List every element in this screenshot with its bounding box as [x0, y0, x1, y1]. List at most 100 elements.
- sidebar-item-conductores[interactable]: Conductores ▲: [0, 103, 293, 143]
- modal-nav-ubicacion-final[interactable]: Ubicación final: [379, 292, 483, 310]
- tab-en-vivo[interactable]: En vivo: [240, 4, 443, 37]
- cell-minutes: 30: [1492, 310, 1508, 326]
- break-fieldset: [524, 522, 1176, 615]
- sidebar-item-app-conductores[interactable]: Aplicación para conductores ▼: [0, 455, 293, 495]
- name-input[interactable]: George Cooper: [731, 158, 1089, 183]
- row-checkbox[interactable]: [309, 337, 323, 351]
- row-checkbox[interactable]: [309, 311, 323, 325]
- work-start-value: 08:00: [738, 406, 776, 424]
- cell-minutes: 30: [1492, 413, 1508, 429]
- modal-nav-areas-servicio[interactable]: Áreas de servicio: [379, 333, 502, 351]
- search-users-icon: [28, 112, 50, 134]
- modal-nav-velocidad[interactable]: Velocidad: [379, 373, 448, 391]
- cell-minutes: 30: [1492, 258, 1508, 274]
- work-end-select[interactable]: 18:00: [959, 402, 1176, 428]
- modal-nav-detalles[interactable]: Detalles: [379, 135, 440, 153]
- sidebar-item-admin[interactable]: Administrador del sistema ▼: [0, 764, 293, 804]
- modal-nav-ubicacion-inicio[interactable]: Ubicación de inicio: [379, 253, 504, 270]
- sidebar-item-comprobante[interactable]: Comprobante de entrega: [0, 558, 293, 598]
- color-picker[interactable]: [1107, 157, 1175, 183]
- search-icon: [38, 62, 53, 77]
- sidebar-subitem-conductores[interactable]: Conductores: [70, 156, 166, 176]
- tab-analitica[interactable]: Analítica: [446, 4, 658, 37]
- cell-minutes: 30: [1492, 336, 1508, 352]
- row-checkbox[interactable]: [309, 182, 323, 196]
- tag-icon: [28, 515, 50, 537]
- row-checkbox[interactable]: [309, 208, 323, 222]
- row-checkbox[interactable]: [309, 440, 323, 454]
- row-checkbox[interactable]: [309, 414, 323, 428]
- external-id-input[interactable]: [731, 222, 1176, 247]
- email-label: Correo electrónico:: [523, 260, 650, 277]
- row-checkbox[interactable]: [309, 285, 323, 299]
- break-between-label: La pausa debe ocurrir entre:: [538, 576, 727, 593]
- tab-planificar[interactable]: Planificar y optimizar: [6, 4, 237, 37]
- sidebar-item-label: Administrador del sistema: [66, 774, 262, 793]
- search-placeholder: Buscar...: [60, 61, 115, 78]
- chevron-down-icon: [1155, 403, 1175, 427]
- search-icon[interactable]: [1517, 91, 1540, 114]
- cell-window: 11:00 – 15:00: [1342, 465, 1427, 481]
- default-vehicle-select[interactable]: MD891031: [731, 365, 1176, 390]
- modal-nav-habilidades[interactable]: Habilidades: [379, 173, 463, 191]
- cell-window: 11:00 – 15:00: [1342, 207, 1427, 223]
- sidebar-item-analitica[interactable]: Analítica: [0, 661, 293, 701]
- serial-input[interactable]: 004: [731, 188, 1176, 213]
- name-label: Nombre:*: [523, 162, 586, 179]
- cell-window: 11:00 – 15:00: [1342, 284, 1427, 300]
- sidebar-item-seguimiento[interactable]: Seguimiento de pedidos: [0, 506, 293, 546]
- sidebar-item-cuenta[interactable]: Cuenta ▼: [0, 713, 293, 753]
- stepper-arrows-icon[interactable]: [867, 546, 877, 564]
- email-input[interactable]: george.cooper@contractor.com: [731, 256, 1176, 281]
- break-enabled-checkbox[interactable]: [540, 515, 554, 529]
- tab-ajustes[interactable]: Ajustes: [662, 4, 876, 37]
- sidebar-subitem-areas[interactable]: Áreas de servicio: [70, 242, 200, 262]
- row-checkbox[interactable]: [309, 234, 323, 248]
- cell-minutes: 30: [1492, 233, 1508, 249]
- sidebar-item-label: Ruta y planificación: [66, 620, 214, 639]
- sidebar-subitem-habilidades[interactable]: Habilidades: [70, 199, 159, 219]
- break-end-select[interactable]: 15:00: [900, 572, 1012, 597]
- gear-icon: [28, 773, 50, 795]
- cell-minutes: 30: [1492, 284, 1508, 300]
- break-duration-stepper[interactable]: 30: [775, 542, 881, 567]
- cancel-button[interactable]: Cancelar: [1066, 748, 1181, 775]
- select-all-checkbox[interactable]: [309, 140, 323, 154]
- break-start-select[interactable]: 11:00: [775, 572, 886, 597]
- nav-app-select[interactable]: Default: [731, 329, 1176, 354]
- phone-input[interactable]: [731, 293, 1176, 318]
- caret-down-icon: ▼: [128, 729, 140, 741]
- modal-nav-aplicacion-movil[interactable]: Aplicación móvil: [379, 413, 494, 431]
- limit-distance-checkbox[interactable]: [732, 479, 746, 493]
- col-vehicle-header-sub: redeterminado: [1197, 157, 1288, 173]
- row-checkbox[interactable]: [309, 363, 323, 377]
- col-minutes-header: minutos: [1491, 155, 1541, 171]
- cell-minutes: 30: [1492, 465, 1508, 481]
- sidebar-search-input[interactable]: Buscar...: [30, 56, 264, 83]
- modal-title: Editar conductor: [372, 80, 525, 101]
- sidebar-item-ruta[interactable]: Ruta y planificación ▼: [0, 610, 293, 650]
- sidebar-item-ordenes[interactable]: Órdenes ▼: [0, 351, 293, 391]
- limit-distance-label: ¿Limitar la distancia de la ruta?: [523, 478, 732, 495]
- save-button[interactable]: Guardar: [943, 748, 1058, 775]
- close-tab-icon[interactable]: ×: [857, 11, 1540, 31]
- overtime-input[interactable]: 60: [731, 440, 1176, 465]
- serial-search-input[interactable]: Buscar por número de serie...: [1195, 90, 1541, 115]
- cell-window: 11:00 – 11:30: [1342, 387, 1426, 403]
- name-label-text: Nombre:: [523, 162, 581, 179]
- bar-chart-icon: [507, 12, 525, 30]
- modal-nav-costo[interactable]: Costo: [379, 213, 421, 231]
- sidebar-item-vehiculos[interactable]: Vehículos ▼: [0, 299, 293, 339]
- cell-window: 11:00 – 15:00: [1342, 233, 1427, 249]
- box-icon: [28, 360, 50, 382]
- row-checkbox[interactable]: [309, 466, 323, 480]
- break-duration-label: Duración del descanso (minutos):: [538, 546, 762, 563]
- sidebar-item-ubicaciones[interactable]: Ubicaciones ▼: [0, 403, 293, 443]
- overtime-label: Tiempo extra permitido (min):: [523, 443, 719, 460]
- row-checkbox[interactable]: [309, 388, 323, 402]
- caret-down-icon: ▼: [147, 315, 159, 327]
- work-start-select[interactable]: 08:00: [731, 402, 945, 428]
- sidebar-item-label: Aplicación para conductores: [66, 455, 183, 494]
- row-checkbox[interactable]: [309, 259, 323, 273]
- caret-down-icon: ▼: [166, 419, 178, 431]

Problem requirements
Copy out each line of the listing above that includes the word "para".

Solution
- sidebar-item-app-conductores[interactable]: Aplicación para conductores ▼: [0, 455, 293, 495]
- sidebar-item-label: Aplicación para conductores: [66, 455, 183, 494]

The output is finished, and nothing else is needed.